┏━━
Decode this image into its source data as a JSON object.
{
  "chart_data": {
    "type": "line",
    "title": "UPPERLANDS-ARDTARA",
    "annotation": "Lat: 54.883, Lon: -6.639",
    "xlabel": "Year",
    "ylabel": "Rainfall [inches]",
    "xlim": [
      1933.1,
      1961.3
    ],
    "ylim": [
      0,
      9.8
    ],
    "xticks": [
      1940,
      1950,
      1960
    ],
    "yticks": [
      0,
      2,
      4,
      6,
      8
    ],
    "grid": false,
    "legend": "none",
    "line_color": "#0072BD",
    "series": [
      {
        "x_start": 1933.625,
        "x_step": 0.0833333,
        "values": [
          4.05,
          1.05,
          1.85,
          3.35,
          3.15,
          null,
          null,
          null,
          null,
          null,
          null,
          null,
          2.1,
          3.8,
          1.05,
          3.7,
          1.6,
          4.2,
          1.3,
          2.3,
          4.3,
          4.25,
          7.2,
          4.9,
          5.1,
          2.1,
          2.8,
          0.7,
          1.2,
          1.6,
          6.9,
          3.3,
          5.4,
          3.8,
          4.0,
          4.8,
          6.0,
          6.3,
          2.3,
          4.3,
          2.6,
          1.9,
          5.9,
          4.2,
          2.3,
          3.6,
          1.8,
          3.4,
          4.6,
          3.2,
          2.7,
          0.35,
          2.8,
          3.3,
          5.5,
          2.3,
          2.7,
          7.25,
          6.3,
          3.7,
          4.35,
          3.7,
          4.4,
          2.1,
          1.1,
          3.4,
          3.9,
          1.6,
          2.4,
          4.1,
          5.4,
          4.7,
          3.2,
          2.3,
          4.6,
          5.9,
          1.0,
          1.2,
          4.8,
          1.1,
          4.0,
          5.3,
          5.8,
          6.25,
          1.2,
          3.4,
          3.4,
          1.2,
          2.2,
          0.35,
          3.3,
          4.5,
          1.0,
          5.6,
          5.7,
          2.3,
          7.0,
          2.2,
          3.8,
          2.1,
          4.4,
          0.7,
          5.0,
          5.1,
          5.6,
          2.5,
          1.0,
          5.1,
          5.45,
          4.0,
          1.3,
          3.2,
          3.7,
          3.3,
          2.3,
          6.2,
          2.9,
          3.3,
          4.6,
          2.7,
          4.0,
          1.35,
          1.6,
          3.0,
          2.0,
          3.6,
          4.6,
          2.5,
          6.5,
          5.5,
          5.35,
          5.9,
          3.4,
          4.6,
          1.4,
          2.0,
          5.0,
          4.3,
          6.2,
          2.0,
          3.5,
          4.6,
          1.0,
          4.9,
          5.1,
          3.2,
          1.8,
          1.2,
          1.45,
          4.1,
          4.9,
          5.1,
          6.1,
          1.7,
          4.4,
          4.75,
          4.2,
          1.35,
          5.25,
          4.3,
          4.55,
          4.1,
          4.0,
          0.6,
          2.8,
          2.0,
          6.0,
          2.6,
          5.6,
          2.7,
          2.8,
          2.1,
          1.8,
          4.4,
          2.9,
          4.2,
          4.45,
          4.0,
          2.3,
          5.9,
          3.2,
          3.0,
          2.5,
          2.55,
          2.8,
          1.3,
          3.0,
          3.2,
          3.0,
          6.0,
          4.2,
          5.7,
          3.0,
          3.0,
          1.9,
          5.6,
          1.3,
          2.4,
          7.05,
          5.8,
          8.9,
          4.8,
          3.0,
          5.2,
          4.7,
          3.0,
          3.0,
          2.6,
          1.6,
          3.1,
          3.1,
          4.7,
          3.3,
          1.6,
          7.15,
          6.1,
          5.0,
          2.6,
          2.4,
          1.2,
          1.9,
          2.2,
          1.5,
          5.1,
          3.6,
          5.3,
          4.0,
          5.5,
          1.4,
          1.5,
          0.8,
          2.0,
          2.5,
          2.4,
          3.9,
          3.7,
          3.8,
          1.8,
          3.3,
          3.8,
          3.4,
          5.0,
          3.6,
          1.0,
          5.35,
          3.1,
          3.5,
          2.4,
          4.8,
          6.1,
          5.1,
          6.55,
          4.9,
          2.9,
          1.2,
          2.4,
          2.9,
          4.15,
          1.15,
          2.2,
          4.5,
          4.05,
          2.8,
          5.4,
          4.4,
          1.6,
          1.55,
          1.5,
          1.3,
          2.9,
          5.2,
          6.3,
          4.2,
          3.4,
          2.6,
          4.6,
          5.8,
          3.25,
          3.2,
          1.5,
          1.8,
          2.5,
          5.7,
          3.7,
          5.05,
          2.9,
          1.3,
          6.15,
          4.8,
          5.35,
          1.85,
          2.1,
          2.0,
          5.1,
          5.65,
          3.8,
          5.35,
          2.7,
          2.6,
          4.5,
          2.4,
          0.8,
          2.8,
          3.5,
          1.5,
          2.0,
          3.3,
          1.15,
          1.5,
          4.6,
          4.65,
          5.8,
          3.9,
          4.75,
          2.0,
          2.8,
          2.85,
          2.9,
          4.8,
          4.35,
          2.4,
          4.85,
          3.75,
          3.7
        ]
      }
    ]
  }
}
┗━━
DIRECTION
Reproduce the full listing exactly.

RESULT FOR THIS EXERCISE
Decode this image into its source data as a JSON object.
{
  "chart_data": {
    "type": "line",
    "title": "UPPERLANDS-ARDTARA",
    "annotation": "Lat: 54.883, Lon: -6.639",
    "xlabel": "Year",
    "ylabel": "Rainfall [inches]",
    "xlim": [
      1933.1,
      1961.3
    ],
    "ylim": [
      0,
      9.8
    ],
    "xticks": [
      1940,
      1950,
      1960
    ],
    "yticks": [
      0,
      2,
      4,
      6,
      8
    ],
    "grid": false,
    "legend": "none",
    "line_color": "#0072BD",
    "series": [
      {
        "x_start": 1933.625,
        "x_step": 0.0833333,
        "values": [
          4.05,
          1.05,
          1.85,
          3.35,
          3.15,
          null,
          null,
          null,
          null,
          null,
          null,
          null,
          2.1,
          3.8,
          1.05,
          3.7,
          1.6,
          4.2,
          1.3,
          2.3,
          4.3,
          4.25,
          7.2,
          4.9,
          5.1,
          2.1,
          2.8,
          0.7,
          1.2,
          1.6,
          6.9,
          3.3,
          5.4,
          3.8,
          4.0,
          4.8,
          6.0,
          6.3,
          2.3,
          4.3,
          2.6,
          1.9,
          5.9,
          4.2,
          2.3,
          3.6,
          1.8,
          3.4,
          4.6,
          3.2,
          2.7,
          0.35,
          2.8,
          3.3,
          5.5,
          2.3,
          2.7,
          7.25,
          6.3,
          3.7,
          4.35,
          3.7,
          4.4,
          2.1,
          1.1,
          3.4,
          3.9,
          1.6,
          2.4,
          4.1,
          5.4,
          4.7,
          3.2,
          2.3,
          4.6,
          5.9,
          1.0,
          1.2,
          4.8,
          1.1,
          4.0,
          5.3,
          5.8,
          6.25,
          1.2,
          3.4,
          3.4,
          1.2,
          2.2,
          0.35,
          3.3,
          4.5,
          1.0,
          5.6,
          5.7,
          2.3,
          7.0,
          2.2,
          3.8,
          2.1,
          4.4,
          0.7,
          5.0,
          5.1,
          5.6,
          2.5,
          1.0,
          5.1,
          5.45,
          4.0,
          1.3,
          3.2,
          3.7,
          3.3,
          2.3,
          6.2,
          2.9,
          3.3,
          4.6,
          2.7,
          4.0,
          1.35,
          1.6,
          3.0,
          2.0,
          3.6,
          4.6,
          2.5,
          6.5,
          5.5,
          5.35,
          5.9,
          3.4,
          4.6,
          1.4,
          2.0,
          5.0,
          4.3,
          6.2,
          2.0,
          3.5,
          4.6,
          1.0,
          4.9,
          5.1,
          3.2,
          1.8,
          1.2,
          1.45,
          4.1,
          4.9,
          5.1,
          6.1,
          1.7,
          4.4,
          4.75,
          4.2,
          1.35,
          5.25,
          4.3,
          4.55,
          4.1,
          4.0,
          0.6,
          2.8,
          2.0,
          6.0,
          2.6,
          5.6,
          2.7,
          2.8,
          2.1,
          1.8,
          4.4,
          2.9,
          4.2,
          4.45,
          4.0,
          2.3,
          5.9,
          3.2,
          3.0,
          2.5,
          2.55,
          2.8,
          1.3,
          3.0,
          3.2,
          3.0,
          6.0,
          4.2,
          5.7,
          3.0,
          3.0,
          1.9,
          5.6,
          1.3,
          2.4,
          7.05,
          5.8,
          8.9,
          4.8,
          3.0,
          5.2,
          4.7,
          3.0,
          3.0,
          2.6,
          1.6,
          3.1,
          3.1,
          4.7,
          3.3,
          1.6,
          7.15,
          6.1,
          5.0,
          2.6,
          2.4,
          1.2,
          1.9,
          2.2,
          1.5,
          5.1,
          3.6,
          5.3,
          4.0,
          5.5,
          1.4,
          1.5,
          0.8,
          2.0,
          2.5,
          2.4,
          3.9,
          3.7,
          3.8,
          1.8,
          3.3,
          3.8,
          3.4,
          5.0,
          3.6,
          1.0,
          5.35,
          3.1,
          3.5,
          2.4,
          4.8,
          6.1,
          5.1,
          6.55,
          4.9,
          2.9,
          1.2,
          2.4,
          2.9,
          4.15,
          1.15,
          2.2,
          4.5,
          4.05,
          2.8,
          5.4,
          4.4,
          1.6,
          1.55,
          1.5,
          1.3,
          2.9,
          5.2,
          6.3,
          4.2,
          3.4,
          2.6,
          4.6,
          5.8,
          3.25,
          3.2,
          1.5,
          1.8,
          2.5,
          5.7,
          3.7,
          5.05,
          2.9,
          1.3,
          6.15,
          4.8,
          5.35,
          1.85,
          2.1,
          2.0,
          5.1,
          5.65,
          3.8,
          5.35,
          2.7,
          2.6,
          4.5,
          2.4,
          0.8,
          2.8,
          3.5,
          1.5,
          2.0,
          3.3,
          1.15,
          1.5,
          4.6,
          4.65,
          5.8,
          3.9,
          4.75,
          2.0,
          2.8,
          2.85,
          2.9,
          4.8,
          4.35,
          2.4,
          4.85,
          3.75,
          3.7
        ]
      }
    ]
  }
}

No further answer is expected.